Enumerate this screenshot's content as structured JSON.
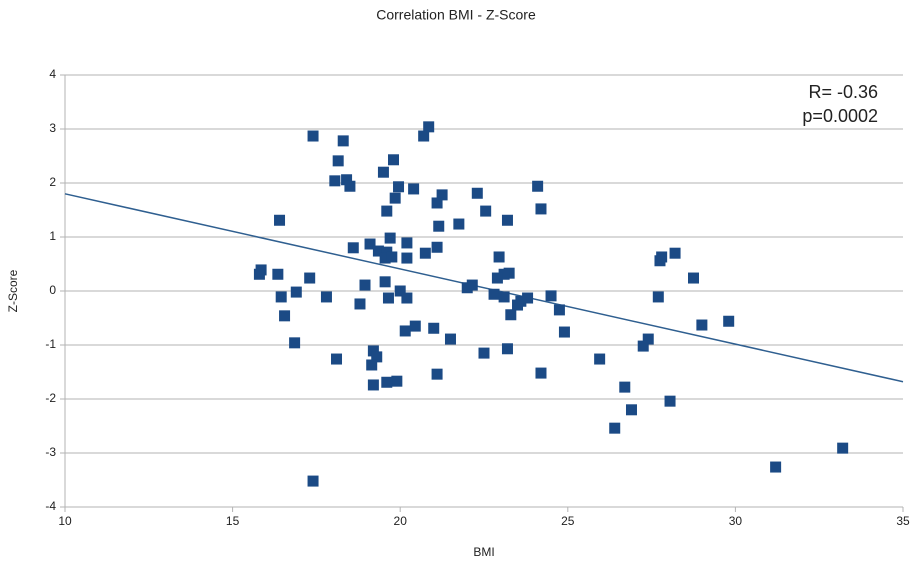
{
  "chart_data": {
    "type": "scatter",
    "title": "Correlation BMI - Z-Score",
    "x_label": "BMI",
    "y_label": "Z-Score",
    "annotations": [
      "R= -0.36",
      "p=0.0002"
    ],
    "color": "#1b4a85",
    "trendline": {
      "x": [
        10,
        35
      ],
      "y": [
        1.8,
        -1.68
      ],
      "color": "#2f5f90"
    },
    "x": [
      17.4,
      18.3,
      20.85,
      20.7,
      18.15,
      19.8,
      19.5,
      18.05,
      18.4,
      18.5,
      19.95,
      20.4,
      19.85,
      21.25,
      22.3,
      24.1,
      21.1,
      19.6,
      22.55,
      24.2,
      16.4,
      23.2,
      21.75,
      21.15,
      19.7,
      20.2,
      19.1,
      18.6,
      21.1,
      19.35,
      19.6,
      20.75,
      19.55,
      19.75,
      20.2,
      27.8,
      28.2,
      27.75,
      22.95,
      15.85,
      15.8,
      16.35,
      17.3,
      19.55,
      18.95,
      23.25,
      23.1,
      22.9,
      22.15,
      22.0,
      28.75,
      16.9,
      20.0,
      16.45,
      17.8,
      19.65,
      20.2,
      22.8,
      23.1,
      23.6,
      23.8,
      23.5,
      24.5,
      27.7,
      18.8,
      24.75,
      16.55,
      23.3,
      20.45,
      21.0,
      20.15,
      24.9,
      29.0,
      29.8,
      21.5,
      16.85,
      27.4,
      27.25,
      23.2,
      22.5,
      19.2,
      19.3,
      18.1,
      25.95,
      19.15,
      21.1,
      24.2,
      19.9,
      19.6,
      19.2,
      26.7,
      28.05,
      26.9,
      26.4,
      31.2,
      33.2,
      17.4
    ],
    "values": [
      2.87,
      2.78,
      3.04,
      2.87,
      2.41,
      2.43,
      2.2,
      2.04,
      2.06,
      1.94,
      1.93,
      1.89,
      1.72,
      1.78,
      1.81,
      1.94,
      1.63,
      1.48,
      1.48,
      1.52,
      1.31,
      1.31,
      1.24,
      1.2,
      0.98,
      0.89,
      0.87,
      0.8,
      0.81,
      0.74,
      0.72,
      0.7,
      0.61,
      0.63,
      0.61,
      0.63,
      0.7,
      0.56,
      0.63,
      0.39,
      0.31,
      0.31,
      0.24,
      0.17,
      0.11,
      0.33,
      0.31,
      0.24,
      0.11,
      0.06,
      0.24,
      -0.02,
      0.0,
      -0.11,
      -0.11,
      -0.13,
      -0.13,
      -0.06,
      -0.11,
      -0.19,
      -0.13,
      -0.26,
      -0.09,
      -0.11,
      -0.24,
      -0.35,
      -0.46,
      -0.44,
      -0.65,
      -0.69,
      -0.74,
      -0.76,
      -0.63,
      -0.56,
      -0.89,
      -0.96,
      -0.89,
      -1.02,
      -1.07,
      -1.15,
      -1.11,
      -1.22,
      -1.26,
      -1.26,
      -1.37,
      -1.54,
      -1.52,
      -1.67,
      -1.69,
      -1.74,
      -1.78,
      -2.04,
      -2.2,
      -2.54,
      -3.26,
      -2.91,
      -3.52
    ],
    "xlim": [
      10,
      35
    ],
    "xticks": [
      10,
      15,
      20,
      25,
      30,
      35
    ],
    "ylim": [
      -4,
      4
    ],
    "yticks": [
      -4,
      -3,
      -2,
      -1,
      0,
      1,
      2,
      3,
      4
    ],
    "grid": true
  }
}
══════
Pull out every line of the entries that includes the word "Score".

§ **TASK ANSWER**
    "title": "Correlation BMI - Z-Score",
    "y_label": "Z-Score",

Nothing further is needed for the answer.